Gracias al cariño y devoción que la ciudad profesaba a nuestras HH. Capuchinas, el Monasterio se pudo concluir una semana de la muerte de la fundadora.
Durante toda su vida, recogida en la carta que escribiera Sor Clara Gertrudis Pérez (segunda abadesa del Monasterio) para comunicar su muerte, destacó por una profunda vocación contemplativa, siendo el coro el lugar donde pasó gran parte de su vida alabando a Dios de quien recibió abundantes gracias.
Cuidó de todas sus hijas con primoroso amor de madre. Frecuentemente les repetía en los Capítulos: “Hijas de mi corazón crean que el alma se me va por cada una y que las deseo santas, santísimas y perfectísimas. Y que las amo y las tengo a cada una dentro de mi corazón porque no las amo para este mundo, sino para la eternidad. Y así como las del mundo fundan mayorazgos para dejar a sus hijas ricas, yo las quiero ricas y que atesoren en el cielo que ese es el verdadero amor y el más perfecto querer, criarlas para Dios, en Dios y por Dios.”

(Datos estructurados de análisis de páginas)
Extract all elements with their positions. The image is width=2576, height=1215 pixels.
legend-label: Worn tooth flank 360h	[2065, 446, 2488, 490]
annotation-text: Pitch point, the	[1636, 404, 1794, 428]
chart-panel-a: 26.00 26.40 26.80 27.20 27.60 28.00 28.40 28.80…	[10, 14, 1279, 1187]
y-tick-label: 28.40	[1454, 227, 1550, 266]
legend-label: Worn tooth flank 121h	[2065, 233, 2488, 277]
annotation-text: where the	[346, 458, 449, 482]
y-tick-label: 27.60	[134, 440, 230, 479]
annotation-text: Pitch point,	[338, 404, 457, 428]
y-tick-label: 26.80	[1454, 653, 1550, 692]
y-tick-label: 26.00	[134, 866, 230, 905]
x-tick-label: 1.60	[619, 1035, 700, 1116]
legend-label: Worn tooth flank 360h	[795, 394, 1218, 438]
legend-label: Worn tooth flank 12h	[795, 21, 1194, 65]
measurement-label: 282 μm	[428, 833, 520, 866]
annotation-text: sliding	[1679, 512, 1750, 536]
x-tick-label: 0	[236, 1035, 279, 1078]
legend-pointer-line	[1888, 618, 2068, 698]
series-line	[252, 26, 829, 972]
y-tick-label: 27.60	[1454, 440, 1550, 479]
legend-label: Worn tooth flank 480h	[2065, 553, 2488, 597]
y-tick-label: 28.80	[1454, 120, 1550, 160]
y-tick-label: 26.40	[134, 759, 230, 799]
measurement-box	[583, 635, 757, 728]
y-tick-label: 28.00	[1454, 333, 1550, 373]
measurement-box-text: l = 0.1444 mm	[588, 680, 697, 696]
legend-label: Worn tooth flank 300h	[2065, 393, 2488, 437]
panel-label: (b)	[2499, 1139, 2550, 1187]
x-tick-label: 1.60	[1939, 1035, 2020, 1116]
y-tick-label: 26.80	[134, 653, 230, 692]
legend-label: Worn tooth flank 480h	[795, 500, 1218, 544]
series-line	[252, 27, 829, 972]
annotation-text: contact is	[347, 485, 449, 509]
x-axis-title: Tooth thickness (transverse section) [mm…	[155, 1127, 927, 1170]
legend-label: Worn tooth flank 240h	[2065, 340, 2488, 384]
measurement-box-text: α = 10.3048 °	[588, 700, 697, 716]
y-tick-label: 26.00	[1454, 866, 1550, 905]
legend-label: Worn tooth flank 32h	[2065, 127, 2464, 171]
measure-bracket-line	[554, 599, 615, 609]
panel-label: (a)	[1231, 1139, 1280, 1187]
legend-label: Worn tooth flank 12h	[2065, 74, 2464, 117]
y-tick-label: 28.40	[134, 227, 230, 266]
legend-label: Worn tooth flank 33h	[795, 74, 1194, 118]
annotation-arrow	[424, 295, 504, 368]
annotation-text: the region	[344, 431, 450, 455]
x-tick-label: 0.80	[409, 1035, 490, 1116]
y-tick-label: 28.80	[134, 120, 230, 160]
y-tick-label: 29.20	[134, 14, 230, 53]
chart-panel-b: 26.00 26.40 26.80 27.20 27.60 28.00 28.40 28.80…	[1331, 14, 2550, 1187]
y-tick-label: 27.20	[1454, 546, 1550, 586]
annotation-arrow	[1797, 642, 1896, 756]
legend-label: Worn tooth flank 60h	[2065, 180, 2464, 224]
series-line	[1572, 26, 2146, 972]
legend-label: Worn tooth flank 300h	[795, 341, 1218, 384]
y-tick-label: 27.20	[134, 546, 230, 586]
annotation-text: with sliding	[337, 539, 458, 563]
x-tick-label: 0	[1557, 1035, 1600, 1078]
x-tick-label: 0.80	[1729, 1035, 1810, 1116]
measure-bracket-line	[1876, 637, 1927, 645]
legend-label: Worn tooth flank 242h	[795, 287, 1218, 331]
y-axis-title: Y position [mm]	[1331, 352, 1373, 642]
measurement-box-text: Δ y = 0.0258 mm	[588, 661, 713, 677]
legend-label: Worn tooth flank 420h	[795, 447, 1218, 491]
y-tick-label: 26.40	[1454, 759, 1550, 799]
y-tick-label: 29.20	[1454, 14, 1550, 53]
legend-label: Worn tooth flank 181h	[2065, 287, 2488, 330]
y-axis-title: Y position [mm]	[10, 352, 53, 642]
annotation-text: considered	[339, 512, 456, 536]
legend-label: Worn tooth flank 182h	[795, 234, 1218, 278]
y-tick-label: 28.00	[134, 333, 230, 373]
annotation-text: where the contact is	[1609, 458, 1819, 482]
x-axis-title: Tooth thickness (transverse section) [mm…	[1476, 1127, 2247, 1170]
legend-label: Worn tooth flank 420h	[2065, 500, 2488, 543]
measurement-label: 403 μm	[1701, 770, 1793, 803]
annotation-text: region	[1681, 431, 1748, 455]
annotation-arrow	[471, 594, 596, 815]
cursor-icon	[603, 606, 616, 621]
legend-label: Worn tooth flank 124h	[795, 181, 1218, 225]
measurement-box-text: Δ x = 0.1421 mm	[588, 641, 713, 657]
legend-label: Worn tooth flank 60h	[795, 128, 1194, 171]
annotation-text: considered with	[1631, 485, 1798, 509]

**Consigna de trabajo**
En el texto sobre la fundadora del Monasterio, enumera los adjetivos que siguen a "las deseo" en las palabras que dirigía a sus hijas.

**Respuesta a la consigna**
santas, santísimas, perfectísimas